AIM: In the records below, find each line containing the word "здании" and copy it.

Collected data entries:
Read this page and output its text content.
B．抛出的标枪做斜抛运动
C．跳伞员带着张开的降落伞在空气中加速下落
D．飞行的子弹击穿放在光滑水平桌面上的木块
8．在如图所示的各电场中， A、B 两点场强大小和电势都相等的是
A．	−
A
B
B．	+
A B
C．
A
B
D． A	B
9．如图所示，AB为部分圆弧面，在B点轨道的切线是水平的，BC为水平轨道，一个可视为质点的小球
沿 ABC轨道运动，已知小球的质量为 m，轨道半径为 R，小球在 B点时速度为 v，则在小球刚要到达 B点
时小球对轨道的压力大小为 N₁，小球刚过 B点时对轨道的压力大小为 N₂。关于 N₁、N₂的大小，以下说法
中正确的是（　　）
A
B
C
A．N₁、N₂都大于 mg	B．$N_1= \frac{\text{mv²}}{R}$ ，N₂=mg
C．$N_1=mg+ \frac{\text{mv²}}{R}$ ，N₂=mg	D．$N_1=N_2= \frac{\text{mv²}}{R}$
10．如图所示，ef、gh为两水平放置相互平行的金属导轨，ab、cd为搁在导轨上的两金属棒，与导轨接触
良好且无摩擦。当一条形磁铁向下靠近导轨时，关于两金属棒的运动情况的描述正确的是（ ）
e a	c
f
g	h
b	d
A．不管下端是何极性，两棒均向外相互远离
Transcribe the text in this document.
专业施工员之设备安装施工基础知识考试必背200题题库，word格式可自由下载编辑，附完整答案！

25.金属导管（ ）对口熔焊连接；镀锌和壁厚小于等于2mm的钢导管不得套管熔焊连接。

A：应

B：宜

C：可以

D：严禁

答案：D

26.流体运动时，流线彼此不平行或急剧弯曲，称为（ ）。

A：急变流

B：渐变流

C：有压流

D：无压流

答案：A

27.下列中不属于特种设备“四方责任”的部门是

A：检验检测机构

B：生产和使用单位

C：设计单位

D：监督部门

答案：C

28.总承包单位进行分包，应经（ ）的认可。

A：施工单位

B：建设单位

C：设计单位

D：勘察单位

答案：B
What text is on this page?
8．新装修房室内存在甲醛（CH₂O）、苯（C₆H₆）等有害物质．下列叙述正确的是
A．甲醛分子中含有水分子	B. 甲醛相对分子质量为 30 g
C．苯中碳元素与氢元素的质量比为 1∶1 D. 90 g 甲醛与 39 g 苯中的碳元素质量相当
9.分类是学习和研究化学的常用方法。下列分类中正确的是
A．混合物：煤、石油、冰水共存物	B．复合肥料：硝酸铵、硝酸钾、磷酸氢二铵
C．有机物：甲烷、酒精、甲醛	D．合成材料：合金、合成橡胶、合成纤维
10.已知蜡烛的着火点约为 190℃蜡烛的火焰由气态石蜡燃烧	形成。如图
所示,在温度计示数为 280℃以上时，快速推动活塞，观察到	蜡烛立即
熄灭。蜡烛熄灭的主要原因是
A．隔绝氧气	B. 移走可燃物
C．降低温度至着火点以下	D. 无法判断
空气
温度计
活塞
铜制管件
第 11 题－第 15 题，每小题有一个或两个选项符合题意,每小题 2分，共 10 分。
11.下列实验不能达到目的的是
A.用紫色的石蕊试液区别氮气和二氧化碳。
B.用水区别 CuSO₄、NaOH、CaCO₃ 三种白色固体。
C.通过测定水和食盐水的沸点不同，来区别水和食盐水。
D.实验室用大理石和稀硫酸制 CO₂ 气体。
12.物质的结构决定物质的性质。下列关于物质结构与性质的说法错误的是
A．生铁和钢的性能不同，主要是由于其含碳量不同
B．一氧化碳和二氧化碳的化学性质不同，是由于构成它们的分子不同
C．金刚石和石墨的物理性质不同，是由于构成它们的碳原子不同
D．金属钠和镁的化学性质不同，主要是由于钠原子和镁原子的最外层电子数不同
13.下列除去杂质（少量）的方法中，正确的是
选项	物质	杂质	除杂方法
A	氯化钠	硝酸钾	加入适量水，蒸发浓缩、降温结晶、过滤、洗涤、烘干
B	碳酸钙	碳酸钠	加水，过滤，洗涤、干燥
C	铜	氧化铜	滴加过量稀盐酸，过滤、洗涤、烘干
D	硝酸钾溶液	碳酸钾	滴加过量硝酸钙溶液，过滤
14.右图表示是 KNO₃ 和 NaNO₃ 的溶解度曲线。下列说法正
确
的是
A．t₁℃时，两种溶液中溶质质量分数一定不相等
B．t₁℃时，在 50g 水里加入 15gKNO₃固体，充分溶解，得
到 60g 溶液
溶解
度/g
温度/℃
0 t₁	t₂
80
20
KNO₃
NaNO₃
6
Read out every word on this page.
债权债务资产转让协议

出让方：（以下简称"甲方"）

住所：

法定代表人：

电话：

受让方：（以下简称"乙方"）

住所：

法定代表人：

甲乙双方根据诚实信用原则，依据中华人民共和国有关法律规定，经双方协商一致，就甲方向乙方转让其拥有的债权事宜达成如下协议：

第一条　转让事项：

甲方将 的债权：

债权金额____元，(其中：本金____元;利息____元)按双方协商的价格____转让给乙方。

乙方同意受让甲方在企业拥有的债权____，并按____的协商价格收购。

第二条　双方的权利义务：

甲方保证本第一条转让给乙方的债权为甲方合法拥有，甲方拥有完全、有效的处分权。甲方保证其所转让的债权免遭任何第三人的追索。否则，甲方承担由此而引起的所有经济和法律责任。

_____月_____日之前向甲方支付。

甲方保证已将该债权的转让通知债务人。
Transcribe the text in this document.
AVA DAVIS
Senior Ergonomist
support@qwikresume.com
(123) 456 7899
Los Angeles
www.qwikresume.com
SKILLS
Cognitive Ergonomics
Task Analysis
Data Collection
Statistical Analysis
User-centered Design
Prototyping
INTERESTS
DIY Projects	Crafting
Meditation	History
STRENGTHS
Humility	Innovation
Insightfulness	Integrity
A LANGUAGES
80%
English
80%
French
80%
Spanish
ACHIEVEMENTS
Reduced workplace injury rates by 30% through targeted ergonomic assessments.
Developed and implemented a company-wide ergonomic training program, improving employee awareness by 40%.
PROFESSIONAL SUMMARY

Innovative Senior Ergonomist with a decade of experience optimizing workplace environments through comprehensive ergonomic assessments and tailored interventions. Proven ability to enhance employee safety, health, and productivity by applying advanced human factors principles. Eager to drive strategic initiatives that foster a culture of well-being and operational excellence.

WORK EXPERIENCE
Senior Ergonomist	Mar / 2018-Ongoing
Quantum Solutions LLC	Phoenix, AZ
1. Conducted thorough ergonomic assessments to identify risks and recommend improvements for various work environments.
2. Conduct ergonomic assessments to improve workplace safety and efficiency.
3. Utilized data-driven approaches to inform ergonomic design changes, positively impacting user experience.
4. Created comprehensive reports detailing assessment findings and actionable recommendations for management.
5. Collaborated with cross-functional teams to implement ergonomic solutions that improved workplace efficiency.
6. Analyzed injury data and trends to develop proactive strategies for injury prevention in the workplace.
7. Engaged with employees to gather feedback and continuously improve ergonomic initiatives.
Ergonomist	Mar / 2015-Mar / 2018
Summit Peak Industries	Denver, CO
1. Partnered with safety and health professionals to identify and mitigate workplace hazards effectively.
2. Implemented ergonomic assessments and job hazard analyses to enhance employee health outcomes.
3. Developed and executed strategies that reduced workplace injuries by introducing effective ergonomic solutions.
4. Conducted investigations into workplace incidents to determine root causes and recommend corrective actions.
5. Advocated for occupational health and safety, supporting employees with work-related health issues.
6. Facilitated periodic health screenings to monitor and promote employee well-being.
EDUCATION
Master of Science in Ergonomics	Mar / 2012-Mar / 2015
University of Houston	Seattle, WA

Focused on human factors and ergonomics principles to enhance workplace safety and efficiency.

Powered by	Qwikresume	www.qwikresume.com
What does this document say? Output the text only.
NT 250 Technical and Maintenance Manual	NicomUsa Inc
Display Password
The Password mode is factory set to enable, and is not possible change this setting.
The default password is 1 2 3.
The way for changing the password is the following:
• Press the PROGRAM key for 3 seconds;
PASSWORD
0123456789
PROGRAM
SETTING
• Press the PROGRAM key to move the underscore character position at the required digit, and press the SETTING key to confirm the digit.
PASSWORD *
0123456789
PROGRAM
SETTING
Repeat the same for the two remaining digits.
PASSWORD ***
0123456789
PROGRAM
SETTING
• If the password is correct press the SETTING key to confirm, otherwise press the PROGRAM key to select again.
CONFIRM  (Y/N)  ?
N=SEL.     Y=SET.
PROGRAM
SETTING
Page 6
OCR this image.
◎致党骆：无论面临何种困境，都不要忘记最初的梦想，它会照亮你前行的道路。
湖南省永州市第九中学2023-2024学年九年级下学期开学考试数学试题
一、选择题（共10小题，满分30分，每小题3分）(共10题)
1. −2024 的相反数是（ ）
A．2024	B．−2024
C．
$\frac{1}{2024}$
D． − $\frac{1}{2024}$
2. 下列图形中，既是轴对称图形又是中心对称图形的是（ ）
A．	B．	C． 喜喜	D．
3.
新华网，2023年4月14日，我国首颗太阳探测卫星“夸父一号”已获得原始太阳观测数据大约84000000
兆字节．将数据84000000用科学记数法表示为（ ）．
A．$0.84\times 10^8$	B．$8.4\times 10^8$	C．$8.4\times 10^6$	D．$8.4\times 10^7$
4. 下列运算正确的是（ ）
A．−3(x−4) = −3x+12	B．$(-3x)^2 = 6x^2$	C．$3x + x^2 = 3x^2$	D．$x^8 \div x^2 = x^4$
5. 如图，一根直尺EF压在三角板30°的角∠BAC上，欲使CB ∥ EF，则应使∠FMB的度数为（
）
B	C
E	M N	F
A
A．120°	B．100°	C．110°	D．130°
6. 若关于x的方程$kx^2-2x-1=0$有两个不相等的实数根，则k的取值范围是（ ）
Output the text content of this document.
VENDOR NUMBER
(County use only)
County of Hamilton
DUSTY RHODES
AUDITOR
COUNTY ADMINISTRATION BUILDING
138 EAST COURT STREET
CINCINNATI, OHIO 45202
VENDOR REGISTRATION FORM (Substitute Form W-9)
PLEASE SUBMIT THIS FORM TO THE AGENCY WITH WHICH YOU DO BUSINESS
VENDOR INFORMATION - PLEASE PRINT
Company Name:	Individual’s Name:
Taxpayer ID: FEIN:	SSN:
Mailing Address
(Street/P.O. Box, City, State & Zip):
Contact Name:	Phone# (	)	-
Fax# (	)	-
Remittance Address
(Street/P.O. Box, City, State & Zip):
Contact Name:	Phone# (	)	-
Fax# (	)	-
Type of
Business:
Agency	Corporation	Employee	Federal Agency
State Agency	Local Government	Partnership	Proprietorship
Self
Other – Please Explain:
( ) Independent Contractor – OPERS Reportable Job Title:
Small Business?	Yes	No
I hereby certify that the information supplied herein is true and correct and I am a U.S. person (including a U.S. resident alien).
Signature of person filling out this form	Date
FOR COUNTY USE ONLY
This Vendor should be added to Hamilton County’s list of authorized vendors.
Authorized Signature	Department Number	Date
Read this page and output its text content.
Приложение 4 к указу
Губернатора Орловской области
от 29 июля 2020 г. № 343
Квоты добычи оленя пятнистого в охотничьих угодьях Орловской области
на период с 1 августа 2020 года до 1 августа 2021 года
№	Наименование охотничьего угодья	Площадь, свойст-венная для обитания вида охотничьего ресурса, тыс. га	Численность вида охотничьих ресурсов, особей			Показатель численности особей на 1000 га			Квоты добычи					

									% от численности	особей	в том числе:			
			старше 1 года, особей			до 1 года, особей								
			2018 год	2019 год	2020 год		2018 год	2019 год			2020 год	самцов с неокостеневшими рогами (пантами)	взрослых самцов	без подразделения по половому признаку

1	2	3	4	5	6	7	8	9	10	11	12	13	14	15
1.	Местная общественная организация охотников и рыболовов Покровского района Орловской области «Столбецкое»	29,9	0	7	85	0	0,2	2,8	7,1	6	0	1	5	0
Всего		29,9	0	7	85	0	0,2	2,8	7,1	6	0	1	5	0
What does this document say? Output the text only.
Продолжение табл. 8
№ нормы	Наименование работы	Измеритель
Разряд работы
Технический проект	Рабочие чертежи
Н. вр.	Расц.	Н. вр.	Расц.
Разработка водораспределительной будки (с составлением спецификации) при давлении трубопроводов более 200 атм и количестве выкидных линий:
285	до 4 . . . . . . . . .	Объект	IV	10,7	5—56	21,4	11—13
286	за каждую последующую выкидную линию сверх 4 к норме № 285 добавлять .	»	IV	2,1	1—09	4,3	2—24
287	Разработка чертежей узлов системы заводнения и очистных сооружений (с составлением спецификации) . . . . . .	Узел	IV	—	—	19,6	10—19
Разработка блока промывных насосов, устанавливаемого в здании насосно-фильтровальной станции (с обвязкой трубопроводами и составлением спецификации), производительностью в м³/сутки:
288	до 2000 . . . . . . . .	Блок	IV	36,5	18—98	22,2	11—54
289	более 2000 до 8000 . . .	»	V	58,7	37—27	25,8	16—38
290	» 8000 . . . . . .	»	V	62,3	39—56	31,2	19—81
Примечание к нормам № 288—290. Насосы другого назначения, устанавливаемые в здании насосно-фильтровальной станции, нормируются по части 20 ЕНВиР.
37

COMPLETED EXERCISE:
Разработка блока промывных насосов, устанавливаемого в здании насосно-фильтровальной станции (с обвязкой трубопроводами и составлением спецификации), производительностью в м³/сутки:
Примечание к нормам № 288—290. Насосы другого назначения, устанавливаемые в здании насосно-фильтровальной станции, нормируются по части 20 ЕНВиР.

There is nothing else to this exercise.